**Work instructions:** Provide an exact copy of the data, excluding the images.

[Entries with figure data]
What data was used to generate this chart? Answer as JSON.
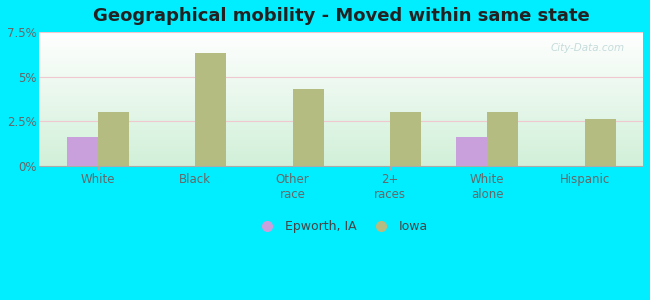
{
  "title": "Geographical mobility - Moved within same state",
  "categories": [
    "White",
    "Black",
    "Other\nrace",
    "2+\nraces",
    "White\nalone",
    "Hispanic"
  ],
  "epworth_values": [
    1.6,
    0.0,
    0.0,
    0.0,
    1.6,
    0.0
  ],
  "iowa_values": [
    3.0,
    6.3,
    4.3,
    3.0,
    3.0,
    2.6
  ],
  "epworth_color": "#c9a0dc",
  "iowa_color": "#b5bc82",
  "ylim": [
    0,
    7.5
  ],
  "yticks": [
    0,
    2.5,
    5.0,
    7.5
  ],
  "yticklabels": [
    "0%",
    "2.5%",
    "5%",
    "7.5%"
  ],
  "bg_top": "#ffffff",
  "bg_bottom": "#d0f0d8",
  "outer_background": "#00eeff",
  "legend_epworth": "Epworth, IA",
  "legend_iowa": "Iowa",
  "bar_width": 0.32,
  "title_fontsize": 13,
  "tick_fontsize": 8.5,
  "legend_fontsize": 9,
  "grid_color": "#f0c8d0",
  "watermark_color": "#c0d8d8"
}
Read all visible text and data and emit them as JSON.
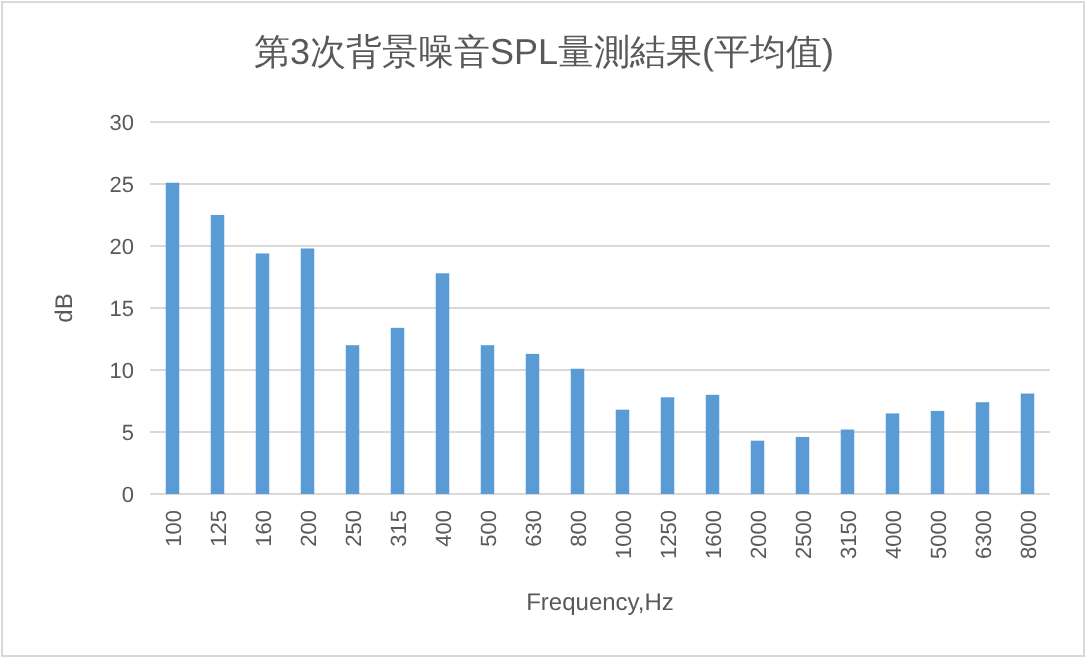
{
  "chart_data": {
    "type": "bar",
    "title": "第3次背景噪音SPL量測結果(平均值)",
    "xlabel": "Frequency,Hz",
    "ylabel": "dB",
    "categories": [
      "100",
      "125",
      "160",
      "200",
      "250",
      "315",
      "400",
      "500",
      "630",
      "800",
      "1000",
      "1250",
      "1600",
      "2000",
      "2500",
      "3150",
      "4000",
      "5000",
      "6300",
      "8000"
    ],
    "values": [
      25.1,
      22.5,
      19.4,
      19.8,
      12.0,
      13.4,
      17.8,
      12.0,
      11.3,
      10.1,
      6.8,
      7.8,
      8.0,
      4.3,
      4.6,
      5.2,
      6.5,
      6.7,
      7.4,
      8.1
    ],
    "color": "#5b9bd5",
    "ylim": [
      0,
      30
    ],
    "yticks": [
      0,
      5,
      10,
      15,
      20,
      25,
      30
    ],
    "grid": "y"
  }
}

**Answer for the task:**
What data was used to generate this chart? Answer as JSON.
{
  "title": "Geographical mobility - Moved within same state",
  "categories": [
    "White",
    "Black",
    "Other\nrace",
    "2+\nraces",
    "White\nalone",
    "Hispanic"
  ],
  "epworth_values": [
    1.6,
    0.0,
    0.0,
    0.0,
    1.6,
    0.0
  ],
  "iowa_values": [
    3.0,
    6.3,
    4.3,
    3.0,
    3.0,
    2.6
  ],
  "epworth_color": "#c9a0dc",
  "iowa_color": "#b5bc82",
  "ylim": [
    0,
    7.5
  ],
  "yticks": [
    0,
    2.5,
    5.0,
    7.5
  ],
  "yticklabels": [
    "0%",
    "2.5%",
    "5%",
    "7.5%"
  ],
  "bg_top": "#ffffff",
  "bg_bottom": "#d0f0d8",
  "outer_background": "#00eeff",
  "legend_epworth": "Epworth, IA",
  "legend_iowa": "Iowa",
  "bar_width": 0.32,
  "title_fontsize": 13,
  "tick_fontsize": 8.5,
  "legend_fontsize": 9,
  "grid_color": "#f0c8d0",
  "watermark_color": "#c0d8d8"
}
Read all visible text and data and emit them as JSON.
{
  "chart_data": {
    "type": "bar",
    "title": "第3次背景噪音SPL量測結果(平均值)",
    "xlabel": "Frequency,Hz",
    "ylabel": "dB",
    "categories": [
      "100",
      "125",
      "160",
      "200",
      "250",
      "315",
      "400",
      "500",
      "630",
      "800",
      "1000",
      "1250",
      "1600",
      "2000",
      "2500",
      "3150",
      "4000",
      "5000",
      "6300",
      "8000"
    ],
    "values": [
      25.1,
      22.5,
      19.4,
      19.8,
      12.0,
      13.4,
      17.8,
      12.0,
      11.3,
      10.1,
      6.8,
      7.8,
      8.0,
      4.3,
      4.6,
      5.2,
      6.5,
      6.7,
      7.4,
      8.1
    ],
    "color": "#5b9bd5",
    "ylim": [
      0,
      30
    ],
    "yticks": [
      0,
      5,
      10,
      15,
      20,
      25,
      30
    ],
    "grid": "y"
  }
}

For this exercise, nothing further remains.